_AIM_.
Rename "Pause" to "Play" in the records from the start up to and including the line with "button[interactable]: Bluetooth xyxy=(321,338,547,456)", and leave everything else unchanged.

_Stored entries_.
++++++

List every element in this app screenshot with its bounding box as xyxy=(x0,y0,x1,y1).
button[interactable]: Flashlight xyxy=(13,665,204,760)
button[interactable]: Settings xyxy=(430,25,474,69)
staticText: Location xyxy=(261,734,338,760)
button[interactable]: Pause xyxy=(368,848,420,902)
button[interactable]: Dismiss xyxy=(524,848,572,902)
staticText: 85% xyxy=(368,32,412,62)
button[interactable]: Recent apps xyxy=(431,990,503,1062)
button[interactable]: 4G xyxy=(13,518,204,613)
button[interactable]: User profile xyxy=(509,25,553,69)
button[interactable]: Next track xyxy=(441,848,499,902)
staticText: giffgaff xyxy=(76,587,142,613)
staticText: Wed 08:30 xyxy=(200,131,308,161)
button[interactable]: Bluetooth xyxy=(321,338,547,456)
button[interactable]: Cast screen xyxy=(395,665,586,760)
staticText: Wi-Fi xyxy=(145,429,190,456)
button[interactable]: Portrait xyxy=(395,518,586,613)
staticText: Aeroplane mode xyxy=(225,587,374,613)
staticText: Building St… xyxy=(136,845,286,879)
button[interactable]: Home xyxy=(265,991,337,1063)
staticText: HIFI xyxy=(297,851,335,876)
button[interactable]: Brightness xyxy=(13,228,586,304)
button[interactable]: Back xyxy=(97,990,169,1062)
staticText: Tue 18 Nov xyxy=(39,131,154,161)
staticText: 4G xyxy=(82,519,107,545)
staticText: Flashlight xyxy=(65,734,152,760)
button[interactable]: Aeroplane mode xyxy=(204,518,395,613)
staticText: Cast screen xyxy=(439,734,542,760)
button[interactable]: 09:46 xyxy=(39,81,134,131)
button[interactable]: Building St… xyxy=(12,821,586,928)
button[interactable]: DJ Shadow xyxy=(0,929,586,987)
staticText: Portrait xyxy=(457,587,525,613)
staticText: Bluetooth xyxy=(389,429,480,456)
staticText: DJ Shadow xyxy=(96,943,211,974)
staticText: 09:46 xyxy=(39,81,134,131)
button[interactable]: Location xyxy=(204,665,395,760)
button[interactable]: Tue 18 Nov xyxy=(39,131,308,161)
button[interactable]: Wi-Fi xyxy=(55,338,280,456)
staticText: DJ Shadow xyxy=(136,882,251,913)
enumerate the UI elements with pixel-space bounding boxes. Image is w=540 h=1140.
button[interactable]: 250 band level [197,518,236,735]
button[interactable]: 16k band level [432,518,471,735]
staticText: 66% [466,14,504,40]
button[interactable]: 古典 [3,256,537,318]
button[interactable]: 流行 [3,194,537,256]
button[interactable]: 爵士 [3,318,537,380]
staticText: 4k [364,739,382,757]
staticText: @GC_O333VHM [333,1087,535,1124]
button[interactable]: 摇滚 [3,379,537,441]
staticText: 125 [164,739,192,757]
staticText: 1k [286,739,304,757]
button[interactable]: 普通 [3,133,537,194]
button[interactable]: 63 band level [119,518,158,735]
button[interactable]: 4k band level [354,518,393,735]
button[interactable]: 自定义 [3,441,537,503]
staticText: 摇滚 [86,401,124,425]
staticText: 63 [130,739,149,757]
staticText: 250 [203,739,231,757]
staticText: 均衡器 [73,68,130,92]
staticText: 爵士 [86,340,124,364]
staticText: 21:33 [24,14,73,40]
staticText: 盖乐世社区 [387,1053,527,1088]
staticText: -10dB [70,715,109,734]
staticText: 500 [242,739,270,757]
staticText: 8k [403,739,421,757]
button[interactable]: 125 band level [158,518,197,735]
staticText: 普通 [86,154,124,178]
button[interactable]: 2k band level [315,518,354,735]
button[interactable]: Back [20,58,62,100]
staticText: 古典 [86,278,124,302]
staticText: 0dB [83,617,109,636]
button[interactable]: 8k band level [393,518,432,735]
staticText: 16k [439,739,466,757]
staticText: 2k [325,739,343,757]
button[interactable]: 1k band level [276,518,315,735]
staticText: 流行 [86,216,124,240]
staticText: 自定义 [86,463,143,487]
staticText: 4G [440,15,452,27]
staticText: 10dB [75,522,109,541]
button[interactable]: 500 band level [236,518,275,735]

++++++

_RESPONSE FOR THIS EXERCISE_.
List every element in this app screenshot with its bounding box as xyxy=(x0,y0,x1,y1).
button[interactable]: Flashlight xyxy=(13,665,204,760)
button[interactable]: Settings xyxy=(430,25,474,69)
staticText: Location xyxy=(261,734,338,760)
button[interactable]: Play xyxy=(368,848,420,902)
button[interactable]: Dismiss xyxy=(524,848,572,902)
staticText: 85% xyxy=(368,32,412,62)
button[interactable]: Recent apps xyxy=(431,990,503,1062)
button[interactable]: 4G xyxy=(13,518,204,613)
button[interactable]: User profile xyxy=(509,25,553,69)
button[interactable]: Next track xyxy=(441,848,499,902)
staticText: giffgaff xyxy=(76,587,142,613)
staticText: Wed 08:30 xyxy=(200,131,308,161)
button[interactable]: Bluetooth xyxy=(321,338,547,456)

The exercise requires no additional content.